§ Data shown
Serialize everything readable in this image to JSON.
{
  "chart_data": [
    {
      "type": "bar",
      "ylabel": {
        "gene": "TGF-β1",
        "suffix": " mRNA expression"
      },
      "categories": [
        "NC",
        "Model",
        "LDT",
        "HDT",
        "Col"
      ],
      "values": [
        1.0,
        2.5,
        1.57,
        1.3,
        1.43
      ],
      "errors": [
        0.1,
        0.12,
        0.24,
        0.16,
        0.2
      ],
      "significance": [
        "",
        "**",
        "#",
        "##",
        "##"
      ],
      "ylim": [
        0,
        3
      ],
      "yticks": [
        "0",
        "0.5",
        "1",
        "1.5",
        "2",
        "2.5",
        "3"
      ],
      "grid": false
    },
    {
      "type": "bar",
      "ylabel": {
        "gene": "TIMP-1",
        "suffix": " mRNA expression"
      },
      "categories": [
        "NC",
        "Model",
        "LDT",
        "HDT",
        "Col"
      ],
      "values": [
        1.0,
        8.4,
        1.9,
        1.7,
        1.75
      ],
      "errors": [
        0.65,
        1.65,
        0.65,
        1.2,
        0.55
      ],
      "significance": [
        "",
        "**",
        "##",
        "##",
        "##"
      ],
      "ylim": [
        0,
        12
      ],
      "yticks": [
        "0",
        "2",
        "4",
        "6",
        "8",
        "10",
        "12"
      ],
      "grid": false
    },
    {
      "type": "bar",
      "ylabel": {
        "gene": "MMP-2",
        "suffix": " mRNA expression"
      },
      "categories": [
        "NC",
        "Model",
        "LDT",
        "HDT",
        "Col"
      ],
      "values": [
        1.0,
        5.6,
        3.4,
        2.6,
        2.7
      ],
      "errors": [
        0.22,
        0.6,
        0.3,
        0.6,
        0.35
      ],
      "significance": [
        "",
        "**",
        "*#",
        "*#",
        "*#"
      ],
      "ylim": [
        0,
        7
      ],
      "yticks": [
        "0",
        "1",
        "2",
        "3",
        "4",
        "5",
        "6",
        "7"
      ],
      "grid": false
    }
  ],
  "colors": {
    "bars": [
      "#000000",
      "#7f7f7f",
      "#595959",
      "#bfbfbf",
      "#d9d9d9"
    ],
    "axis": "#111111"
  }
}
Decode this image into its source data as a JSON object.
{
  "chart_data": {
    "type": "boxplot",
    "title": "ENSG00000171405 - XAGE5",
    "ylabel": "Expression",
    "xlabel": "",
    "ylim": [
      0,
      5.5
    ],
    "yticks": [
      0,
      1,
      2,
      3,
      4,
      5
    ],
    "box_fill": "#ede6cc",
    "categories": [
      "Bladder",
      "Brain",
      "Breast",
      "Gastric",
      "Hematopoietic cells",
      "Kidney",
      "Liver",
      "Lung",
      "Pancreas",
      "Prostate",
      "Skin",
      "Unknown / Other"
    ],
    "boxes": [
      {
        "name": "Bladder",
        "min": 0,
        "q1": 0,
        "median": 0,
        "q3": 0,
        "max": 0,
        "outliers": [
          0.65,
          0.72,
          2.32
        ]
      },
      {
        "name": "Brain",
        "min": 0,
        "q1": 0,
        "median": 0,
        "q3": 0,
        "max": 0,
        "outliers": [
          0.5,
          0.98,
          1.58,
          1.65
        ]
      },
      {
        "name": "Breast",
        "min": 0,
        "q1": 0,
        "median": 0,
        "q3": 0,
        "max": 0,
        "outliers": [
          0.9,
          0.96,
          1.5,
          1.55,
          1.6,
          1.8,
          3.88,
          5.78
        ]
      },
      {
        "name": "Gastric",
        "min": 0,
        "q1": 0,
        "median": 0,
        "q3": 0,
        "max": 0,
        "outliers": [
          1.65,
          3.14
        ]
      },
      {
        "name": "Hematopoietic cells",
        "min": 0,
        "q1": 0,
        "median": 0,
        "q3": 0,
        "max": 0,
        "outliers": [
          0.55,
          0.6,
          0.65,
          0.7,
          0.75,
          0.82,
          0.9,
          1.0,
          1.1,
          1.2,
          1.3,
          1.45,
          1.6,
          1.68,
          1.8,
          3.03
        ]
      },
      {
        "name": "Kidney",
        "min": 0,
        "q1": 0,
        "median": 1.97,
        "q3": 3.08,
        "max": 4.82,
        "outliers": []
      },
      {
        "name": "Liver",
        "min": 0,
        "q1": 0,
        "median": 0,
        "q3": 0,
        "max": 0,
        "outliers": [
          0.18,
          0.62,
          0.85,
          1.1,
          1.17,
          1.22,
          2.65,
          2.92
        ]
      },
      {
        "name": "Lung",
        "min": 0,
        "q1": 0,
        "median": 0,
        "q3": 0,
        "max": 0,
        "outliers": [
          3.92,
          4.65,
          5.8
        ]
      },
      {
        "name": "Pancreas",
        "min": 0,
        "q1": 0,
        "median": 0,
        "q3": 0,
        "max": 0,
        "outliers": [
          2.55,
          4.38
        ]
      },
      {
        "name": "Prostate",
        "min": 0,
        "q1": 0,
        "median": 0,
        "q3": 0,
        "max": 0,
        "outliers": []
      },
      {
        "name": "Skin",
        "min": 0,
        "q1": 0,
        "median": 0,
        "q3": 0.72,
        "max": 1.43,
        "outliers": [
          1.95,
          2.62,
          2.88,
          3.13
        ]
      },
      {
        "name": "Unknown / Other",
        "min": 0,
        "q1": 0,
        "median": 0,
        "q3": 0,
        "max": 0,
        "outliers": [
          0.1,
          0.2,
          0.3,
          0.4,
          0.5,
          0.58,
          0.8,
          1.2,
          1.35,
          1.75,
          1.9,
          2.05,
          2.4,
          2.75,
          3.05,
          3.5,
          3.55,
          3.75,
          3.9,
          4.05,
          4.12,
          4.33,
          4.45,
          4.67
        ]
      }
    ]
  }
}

§ What to do
Copy out each record exactly as given, omitting none.

§ Response
Serialize everything readable in this image to JSON.
{
  "chart_data": [
    {
      "type": "bar",
      "ylabel": {
        "gene": "TGF-β1",
        "suffix": " mRNA expression"
      },
      "categories": [
        "NC",
        "Model",
        "LDT",
        "HDT",
        "Col"
      ],
      "values": [
        1.0,
        2.5,
        1.57,
        1.3,
        1.43
      ],
      "errors": [
        0.1,
        0.12,
        0.24,
        0.16,
        0.2
      ],
      "significance": [
        "",
        "**",
        "#",
        "##",
        "##"
      ],
      "ylim": [
        0,
        3
      ],
      "yticks": [
        "0",
        "0.5",
        "1",
        "1.5",
        "2",
        "2.5",
        "3"
      ],
      "grid": false
    },
    {
      "type": "bar",
      "ylabel": {
        "gene": "TIMP-1",
        "suffix": " mRNA expression"
      },
      "categories": [
        "NC",
        "Model",
        "LDT",
        "HDT",
        "Col"
      ],
      "values": [
        1.0,
        8.4,
        1.9,
        1.7,
        1.75
      ],
      "errors": [
        0.65,
        1.65,
        0.65,
        1.2,
        0.55
      ],
      "significance": [
        "",
        "**",
        "##",
        "##",
        "##"
      ],
      "ylim": [
        0,
        12
      ],
      "yticks": [
        "0",
        "2",
        "4",
        "6",
        "8",
        "10",
        "12"
      ],
      "grid": false
    },
    {
      "type": "bar",
      "ylabel": {
        "gene": "MMP-2",
        "suffix": " mRNA expression"
      },
      "categories": [
        "NC",
        "Model",
        "LDT",
        "HDT",
        "Col"
      ],
      "values": [
        1.0,
        5.6,
        3.4,
        2.6,
        2.7
      ],
      "errors": [
        0.22,
        0.6,
        0.3,
        0.6,
        0.35
      ],
      "significance": [
        "",
        "**",
        "*#",
        "*#",
        "*#"
      ],
      "ylim": [
        0,
        7
      ],
      "yticks": [
        "0",
        "1",
        "2",
        "3",
        "4",
        "5",
        "6",
        "7"
      ],
      "grid": false
    }
  ],
  "colors": {
    "bars": [
      "#000000",
      "#7f7f7f",
      "#595959",
      "#bfbfbf",
      "#d9d9d9"
    ],
    "axis": "#111111"
  }
}
Decode this image into its source data as a JSON object.
{
  "chart_data": {
    "type": "boxplot",
    "title": "ENSG00000171405 - XAGE5",
    "ylabel": "Expression",
    "xlabel": "",
    "ylim": [
      0,
      5.5
    ],
    "yticks": [
      0,
      1,
      2,
      3,
      4,
      5
    ],
    "box_fill": "#ede6cc",
    "categories": [
      "Bladder",
      "Brain",
      "Breast",
      "Gastric",
      "Hematopoietic cells",
      "Kidney",
      "Liver",
      "Lung",
      "Pancreas",
      "Prostate",
      "Skin",
      "Unknown / Other"
    ],
    "boxes": [
      {
        "name": "Bladder",
        "min": 0,
        "q1": 0,
        "median": 0,
        "q3": 0,
        "max": 0,
        "outliers": [
          0.65,
          0.72,
          2.32
        ]
      },
      {
        "name": "Brain",
        "min": 0,
        "q1": 0,
        "median": 0,
        "q3": 0,
        "max": 0,
        "outliers": [
          0.5,
          0.98,
          1.58,
          1.65
        ]
      },
      {
        "name": "Breast",
        "min": 0,
        "q1": 0,
        "median": 0,
        "q3": 0,
        "max": 0,
        "outliers": [
          0.9,
          0.96,
          1.5,
          1.55,
          1.6,
          1.8,
          3.88,
          5.78
        ]
      },
      {
        "name": "Gastric",
        "min": 0,
        "q1": 0,
        "median": 0,
        "q3": 0,
        "max": 0,
        "outliers": [
          1.65,
          3.14
        ]
      },
      {
        "name": "Hematopoietic cells",
        "min": 0,
        "q1": 0,
        "median": 0,
        "q3": 0,
        "max": 0,
        "outliers": [
          0.55,
          0.6,
          0.65,
          0.7,
          0.75,
          0.82,
          0.9,
          1.0,
          1.1,
          1.2,
          1.3,
          1.45,
          1.6,
          1.68,
          1.8,
          3.03
        ]
      },
      {
        "name": "Kidney",
        "min": 0,
        "q1": 0,
        "median": 1.97,
        "q3": 3.08,
        "max": 4.82,
        "outliers": []
      },
      {
        "name": "Liver",
        "min": 0,
        "q1": 0,
        "median": 0,
        "q3": 0,
        "max": 0,
        "outliers": [
          0.18,
          0.62,
          0.85,
          1.1,
          1.17,
          1.22,
          2.65,
          2.92
        ]
      },
      {
        "name": "Lung",
        "min": 0,
        "q1": 0,
        "median": 0,
        "q3": 0,
        "max": 0,
        "outliers": [
          3.92,
          4.65,
          5.8
        ]
      },
      {
        "name": "Pancreas",
        "min": 0,
        "q1": 0,
        "median": 0,
        "q3": 0,
        "max": 0,
        "outliers": [
          2.55,
          4.38
        ]
      },
      {
        "name": "Prostate",
        "min": 0,
        "q1": 0,
        "median": 0,
        "q3": 0,
        "max": 0,
        "outliers": []
      },
      {
        "name": "Skin",
        "min": 0,
        "q1": 0,
        "median": 0,
        "q3": 0.72,
        "max": 1.43,
        "outliers": [
          1.95,
          2.62,
          2.88,
          3.13
        ]
      },
      {
        "name": "Unknown / Other",
        "min": 0,
        "q1": 0,
        "median": 0,
        "q3": 0,
        "max": 0,
        "outliers": [
          0.1,
          0.2,
          0.3,
          0.4,
          0.5,
          0.58,
          0.8,
          1.2,
          1.35,
          1.75,
          1.9,
          2.05,
          2.4,
          2.75,
          3.05,
          3.5,
          3.55,
          3.75,
          3.9,
          4.05,
          4.12,
          4.33,
          4.45,
          4.67
        ]
      }
    ]
  }
}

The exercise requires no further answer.